> _Dataset excerpts_

-- -- --

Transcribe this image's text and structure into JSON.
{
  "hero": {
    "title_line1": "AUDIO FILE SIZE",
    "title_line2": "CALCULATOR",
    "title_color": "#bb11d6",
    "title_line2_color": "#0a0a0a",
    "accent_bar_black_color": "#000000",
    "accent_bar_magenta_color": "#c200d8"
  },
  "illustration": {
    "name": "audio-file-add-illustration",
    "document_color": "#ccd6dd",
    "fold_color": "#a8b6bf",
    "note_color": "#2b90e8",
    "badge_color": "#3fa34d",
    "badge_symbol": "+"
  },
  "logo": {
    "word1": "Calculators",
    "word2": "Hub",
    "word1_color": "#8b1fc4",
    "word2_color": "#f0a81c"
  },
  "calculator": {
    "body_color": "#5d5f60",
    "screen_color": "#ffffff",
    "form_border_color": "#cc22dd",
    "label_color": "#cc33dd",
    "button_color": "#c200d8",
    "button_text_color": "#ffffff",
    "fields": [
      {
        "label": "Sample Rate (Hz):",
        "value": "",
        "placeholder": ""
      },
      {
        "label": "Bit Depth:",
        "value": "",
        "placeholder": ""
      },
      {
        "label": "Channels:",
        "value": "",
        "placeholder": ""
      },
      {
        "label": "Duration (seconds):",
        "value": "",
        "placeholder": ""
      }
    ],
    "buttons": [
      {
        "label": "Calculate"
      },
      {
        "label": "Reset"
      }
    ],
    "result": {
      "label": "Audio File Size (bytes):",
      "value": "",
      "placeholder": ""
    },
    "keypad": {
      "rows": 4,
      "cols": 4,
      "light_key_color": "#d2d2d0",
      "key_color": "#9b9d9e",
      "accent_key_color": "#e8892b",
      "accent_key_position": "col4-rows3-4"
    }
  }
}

-- -- --

> _Instructions to follow_
From the first line to the last, retype the data exactly.

> _Output for this exercise_
Transcribe this image's text and structure into JSON.
{
  "hero": {
    "title_line1": "AUDIO FILE SIZE",
    "title_line2": "CALCULATOR",
    "title_color": "#bb11d6",
    "title_line2_color": "#0a0a0a",
    "accent_bar_black_color": "#000000",
    "accent_bar_magenta_color": "#c200d8"
  },
  "illustration": {
    "name": "audio-file-add-illustration",
    "document_color": "#ccd6dd",
    "fold_color": "#a8b6bf",
    "note_color": "#2b90e8",
    "badge_color": "#3fa34d",
    "badge_symbol": "+"
  },
  "logo": {
    "word1": "Calculators",
    "word2": "Hub",
    "word1_color": "#8b1fc4",
    "word2_color": "#f0a81c"
  },
  "calculator": {
    "body_color": "#5d5f60",
    "screen_color": "#ffffff",
    "form_border_color": "#cc22dd",
    "label_color": "#cc33dd",
    "button_color": "#c200d8",
    "button_text_color": "#ffffff",
    "fields": [
      {
        "label": "Sample Rate (Hz):",
        "value": "",
        "placeholder": ""
      },
      {
        "label": "Bit Depth:",
        "value": "",
        "placeholder": ""
      },
      {
        "label": "Channels:",
        "value": "",
        "placeholder": ""
      },
      {
        "label": "Duration (seconds):",
        "value": "",
        "placeholder": ""
      }
    ],
    "buttons": [
      {
        "label": "Calculate"
      },
      {
        "label": "Reset"
      }
    ],
    "result": {
      "label": "Audio File Size (bytes):",
      "value": "",
      "placeholder": ""
    },
    "keypad": {
      "rows": 4,
      "cols": 4,
      "light_key_color": "#d2d2d0",
      "key_color": "#9b9d9e",
      "accent_key_color": "#e8892b",
      "accent_key_position": "col4-rows3-4"
    }
  }
}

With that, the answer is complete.